THE REQUEST:
Search the records below for the word "image" and show every line where it occurs.

MATERIAL FOR THE TASK:
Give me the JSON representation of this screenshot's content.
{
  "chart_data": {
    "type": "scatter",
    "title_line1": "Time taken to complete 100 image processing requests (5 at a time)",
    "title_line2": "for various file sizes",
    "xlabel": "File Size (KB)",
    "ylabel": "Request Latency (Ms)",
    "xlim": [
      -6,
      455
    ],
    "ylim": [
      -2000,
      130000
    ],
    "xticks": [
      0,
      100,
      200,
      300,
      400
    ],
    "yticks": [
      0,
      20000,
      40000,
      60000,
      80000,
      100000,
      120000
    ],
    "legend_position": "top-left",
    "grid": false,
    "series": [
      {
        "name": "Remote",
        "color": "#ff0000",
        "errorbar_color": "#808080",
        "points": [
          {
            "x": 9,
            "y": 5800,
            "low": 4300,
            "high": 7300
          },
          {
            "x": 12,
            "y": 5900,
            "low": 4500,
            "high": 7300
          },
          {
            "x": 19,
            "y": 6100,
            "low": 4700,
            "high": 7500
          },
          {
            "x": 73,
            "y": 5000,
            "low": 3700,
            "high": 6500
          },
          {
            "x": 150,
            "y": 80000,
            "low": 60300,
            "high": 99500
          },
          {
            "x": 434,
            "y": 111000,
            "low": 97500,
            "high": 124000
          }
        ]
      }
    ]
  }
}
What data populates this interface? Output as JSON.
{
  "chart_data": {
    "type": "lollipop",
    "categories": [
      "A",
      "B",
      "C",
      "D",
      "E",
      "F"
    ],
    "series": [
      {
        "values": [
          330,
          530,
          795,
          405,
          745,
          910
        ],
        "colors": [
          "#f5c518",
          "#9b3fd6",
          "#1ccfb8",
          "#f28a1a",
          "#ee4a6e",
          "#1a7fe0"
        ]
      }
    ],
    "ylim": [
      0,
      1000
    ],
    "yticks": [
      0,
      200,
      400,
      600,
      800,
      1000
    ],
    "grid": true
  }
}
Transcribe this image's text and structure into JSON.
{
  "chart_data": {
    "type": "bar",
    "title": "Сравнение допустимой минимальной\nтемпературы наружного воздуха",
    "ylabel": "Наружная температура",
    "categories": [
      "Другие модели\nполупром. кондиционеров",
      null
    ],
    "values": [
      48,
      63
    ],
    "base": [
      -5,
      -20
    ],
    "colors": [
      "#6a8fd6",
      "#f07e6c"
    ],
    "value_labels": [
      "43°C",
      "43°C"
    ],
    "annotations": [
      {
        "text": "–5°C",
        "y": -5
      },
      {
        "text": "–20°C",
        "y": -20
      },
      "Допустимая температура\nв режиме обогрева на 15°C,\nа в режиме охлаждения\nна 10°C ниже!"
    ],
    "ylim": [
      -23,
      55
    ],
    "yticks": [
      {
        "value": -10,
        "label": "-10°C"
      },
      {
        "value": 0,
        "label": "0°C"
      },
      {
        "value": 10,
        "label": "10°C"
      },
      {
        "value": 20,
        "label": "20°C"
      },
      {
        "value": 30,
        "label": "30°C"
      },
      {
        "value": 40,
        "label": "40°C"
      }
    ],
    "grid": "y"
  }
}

TASK ANSWER:
    "title_line1": "Time taken to complete 100 image processing requests (5 at a time)",
Transcribe this image's text and structure into JSON.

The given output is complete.